Stored data entries
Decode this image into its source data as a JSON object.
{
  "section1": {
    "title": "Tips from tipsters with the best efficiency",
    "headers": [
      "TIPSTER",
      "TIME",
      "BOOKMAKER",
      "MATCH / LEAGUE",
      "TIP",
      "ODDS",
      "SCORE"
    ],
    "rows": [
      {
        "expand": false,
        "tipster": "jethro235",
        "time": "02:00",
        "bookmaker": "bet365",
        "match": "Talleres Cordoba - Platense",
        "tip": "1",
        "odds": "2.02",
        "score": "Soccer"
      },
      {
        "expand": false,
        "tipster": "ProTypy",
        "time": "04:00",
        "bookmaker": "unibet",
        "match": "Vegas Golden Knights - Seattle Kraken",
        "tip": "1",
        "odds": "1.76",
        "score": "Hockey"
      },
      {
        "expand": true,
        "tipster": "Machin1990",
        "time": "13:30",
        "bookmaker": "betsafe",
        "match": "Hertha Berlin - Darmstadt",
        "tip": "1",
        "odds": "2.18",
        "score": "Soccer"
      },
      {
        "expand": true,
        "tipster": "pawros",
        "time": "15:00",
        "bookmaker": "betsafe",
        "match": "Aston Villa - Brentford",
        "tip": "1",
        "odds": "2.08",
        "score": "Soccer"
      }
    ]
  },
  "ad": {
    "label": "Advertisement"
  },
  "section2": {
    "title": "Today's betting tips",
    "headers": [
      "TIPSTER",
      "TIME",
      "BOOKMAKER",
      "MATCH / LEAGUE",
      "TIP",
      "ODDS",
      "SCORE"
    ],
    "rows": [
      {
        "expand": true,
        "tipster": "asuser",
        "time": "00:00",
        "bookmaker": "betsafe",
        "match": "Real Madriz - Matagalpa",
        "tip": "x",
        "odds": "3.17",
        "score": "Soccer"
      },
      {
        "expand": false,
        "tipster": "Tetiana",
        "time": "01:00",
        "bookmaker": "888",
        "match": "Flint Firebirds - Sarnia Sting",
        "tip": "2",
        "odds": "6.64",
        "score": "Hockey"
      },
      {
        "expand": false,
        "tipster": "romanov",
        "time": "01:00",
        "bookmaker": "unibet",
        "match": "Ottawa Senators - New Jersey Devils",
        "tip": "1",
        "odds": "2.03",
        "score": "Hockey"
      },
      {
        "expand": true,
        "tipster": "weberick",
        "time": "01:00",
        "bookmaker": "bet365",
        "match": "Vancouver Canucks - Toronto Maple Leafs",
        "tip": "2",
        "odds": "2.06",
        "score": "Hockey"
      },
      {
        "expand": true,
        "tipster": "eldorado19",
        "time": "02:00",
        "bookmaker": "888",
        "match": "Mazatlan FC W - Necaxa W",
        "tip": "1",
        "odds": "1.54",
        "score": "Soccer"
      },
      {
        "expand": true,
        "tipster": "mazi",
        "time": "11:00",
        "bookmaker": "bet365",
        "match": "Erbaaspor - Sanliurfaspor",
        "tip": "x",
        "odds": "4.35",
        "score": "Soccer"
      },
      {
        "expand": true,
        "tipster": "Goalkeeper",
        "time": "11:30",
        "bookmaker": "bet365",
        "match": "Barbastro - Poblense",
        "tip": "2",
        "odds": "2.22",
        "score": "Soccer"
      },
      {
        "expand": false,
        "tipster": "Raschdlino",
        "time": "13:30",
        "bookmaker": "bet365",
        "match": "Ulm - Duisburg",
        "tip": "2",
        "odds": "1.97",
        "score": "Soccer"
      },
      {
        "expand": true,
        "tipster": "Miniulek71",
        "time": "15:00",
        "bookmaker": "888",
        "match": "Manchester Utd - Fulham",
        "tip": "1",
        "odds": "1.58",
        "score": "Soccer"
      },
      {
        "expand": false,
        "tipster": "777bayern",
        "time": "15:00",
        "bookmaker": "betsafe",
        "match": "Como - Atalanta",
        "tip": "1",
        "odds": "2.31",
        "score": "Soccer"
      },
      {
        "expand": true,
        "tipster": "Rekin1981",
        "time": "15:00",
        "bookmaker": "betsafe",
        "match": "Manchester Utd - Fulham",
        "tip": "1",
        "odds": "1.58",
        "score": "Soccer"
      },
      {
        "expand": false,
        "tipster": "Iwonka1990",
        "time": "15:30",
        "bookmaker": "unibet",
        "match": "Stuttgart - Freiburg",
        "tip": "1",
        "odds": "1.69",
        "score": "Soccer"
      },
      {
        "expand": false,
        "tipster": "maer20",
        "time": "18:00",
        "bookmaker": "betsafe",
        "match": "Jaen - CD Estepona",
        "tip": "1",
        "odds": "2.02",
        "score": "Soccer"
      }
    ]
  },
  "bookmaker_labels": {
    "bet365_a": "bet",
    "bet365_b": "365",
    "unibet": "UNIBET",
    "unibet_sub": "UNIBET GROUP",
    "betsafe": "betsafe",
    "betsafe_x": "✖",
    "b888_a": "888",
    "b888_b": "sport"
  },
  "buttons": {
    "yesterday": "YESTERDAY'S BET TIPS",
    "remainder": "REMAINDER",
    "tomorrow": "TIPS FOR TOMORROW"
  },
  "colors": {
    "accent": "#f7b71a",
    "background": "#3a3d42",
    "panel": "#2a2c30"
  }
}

SET TASK
All of the records must be retyped exactly as they are.

RESPONSE TO THE EXERCISE
Decode this image into its source data as a JSON object.
{
  "section1": {
    "title": "Tips from tipsters with the best efficiency",
    "headers": [
      "TIPSTER",
      "TIME",
      "BOOKMAKER",
      "MATCH / LEAGUE",
      "TIP",
      "ODDS",
      "SCORE"
    ],
    "rows": [
      {
        "expand": false,
        "tipster": "jethro235",
        "time": "02:00",
        "bookmaker": "bet365",
        "match": "Talleres Cordoba - Platense",
        "tip": "1",
        "odds": "2.02",
        "score": "Soccer"
      },
      {
        "expand": false,
        "tipster": "ProTypy",
        "time": "04:00",
        "bookmaker": "unibet",
        "match": "Vegas Golden Knights - Seattle Kraken",
        "tip": "1",
        "odds": "1.76",
        "score": "Hockey"
      },
      {
        "expand": true,
        "tipster": "Machin1990",
        "time": "13:30",
        "bookmaker": "betsafe",
        "match": "Hertha Berlin - Darmstadt",
        "tip": "1",
        "odds": "2.18",
        "score": "Soccer"
      },
      {
        "expand": true,
        "tipster": "pawros",
        "time": "15:00",
        "bookmaker": "betsafe",
        "match": "Aston Villa - Brentford",
        "tip": "1",
        "odds": "2.08",
        "score": "Soccer"
      }
    ]
  },
  "ad": {
    "label": "Advertisement"
  },
  "section2": {
    "title": "Today's betting tips",
    "headers": [
      "TIPSTER",
      "TIME",
      "BOOKMAKER",
      "MATCH / LEAGUE",
      "TIP",
      "ODDS",
      "SCORE"
    ],
    "rows": [
      {
        "expand": true,
        "tipster": "asuser",
        "time": "00:00",
        "bookmaker": "betsafe",
        "match": "Real Madriz - Matagalpa",
        "tip": "x",
        "odds": "3.17",
        "score": "Soccer"
      },
      {
        "expand": false,
        "tipster": "Tetiana",
        "time": "01:00",
        "bookmaker": "888",
        "match": "Flint Firebirds - Sarnia Sting",
        "tip": "2",
        "odds": "6.64",
        "score": "Hockey"
      },
      {
        "expand": false,
        "tipster": "romanov",
        "time": "01:00",
        "bookmaker": "unibet",
        "match": "Ottawa Senators - New Jersey Devils",
        "tip": "1",
        "odds": "2.03",
        "score": "Hockey"
      },
      {
        "expand": true,
        "tipster": "weberick",
        "time": "01:00",
        "bookmaker": "bet365",
        "match": "Vancouver Canucks - Toronto Maple Leafs",
        "tip": "2",
        "odds": "2.06",
        "score": "Hockey"
      },
      {
        "expand": true,
        "tipster": "eldorado19",
        "time": "02:00",
        "bookmaker": "888",
        "match": "Mazatlan FC W - Necaxa W",
        "tip": "1",
        "odds": "1.54",
        "score": "Soccer"
      },
      {
        "expand": true,
        "tipster": "mazi",
        "time": "11:00",
        "bookmaker": "bet365",
        "match": "Erbaaspor - Sanliurfaspor",
        "tip": "x",
        "odds": "4.35",
        "score": "Soccer"
      },
      {
        "expand": true,
        "tipster": "Goalkeeper",
        "time": "11:30",
        "bookmaker": "bet365",
        "match": "Barbastro - Poblense",
        "tip": "2",
        "odds": "2.22",
        "score": "Soccer"
      },
      {
        "expand": false,
        "tipster": "Raschdlino",
        "time": "13:30",
        "bookmaker": "bet365",
        "match": "Ulm - Duisburg",
        "tip": "2",
        "odds": "1.97",
        "score": "Soccer"
      },
      {
        "expand": true,
        "tipster": "Miniulek71",
        "time": "15:00",
        "bookmaker": "888",
        "match": "Manchester Utd - Fulham",
        "tip": "1",
        "odds": "1.58",
        "score": "Soccer"
      },
      {
        "expand": false,
        "tipster": "777bayern",
        "time": "15:00",
        "bookmaker": "betsafe",
        "match": "Como - Atalanta",
        "tip": "1",
        "odds": "2.31",
        "score": "Soccer"
      },
      {
        "expand": true,
        "tipster": "Rekin1981",
        "time": "15:00",
        "bookmaker": "betsafe",
        "match": "Manchester Utd - Fulham",
        "tip": "1",
        "odds": "1.58",
        "score": "Soccer"
      },
      {
        "expand": false,
        "tipster": "Iwonka1990",
        "time": "15:30",
        "bookmaker": "unibet",
        "match": "Stuttgart - Freiburg",
        "tip": "1",
        "odds": "1.69",
        "score": "Soccer"
      },
      {
        "expand": false,
        "tipster": "maer20",
        "time": "18:00",
        "bookmaker": "betsafe",
        "match": "Jaen - CD Estepona",
        "tip": "1",
        "odds": "2.02",
        "score": "Soccer"
      }
    ]
  },
  "bookmaker_labels": {
    "bet365_a": "bet",
    "bet365_b": "365",
    "unibet": "UNIBET",
    "unibet_sub": "UNIBET GROUP",
    "betsafe": "betsafe",
    "betsafe_x": "✖",
    "b888_a": "888",
    "b888_b": "sport"
  },
  "buttons": {
    "yesterday": "YESTERDAY'S BET TIPS",
    "remainder": "REMAINDER",
    "tomorrow": "TIPS FOR TOMORROW"
  },
  "colors": {
    "accent": "#f7b71a",
    "background": "#3a3d42",
    "panel": "#2a2c30"
  }
}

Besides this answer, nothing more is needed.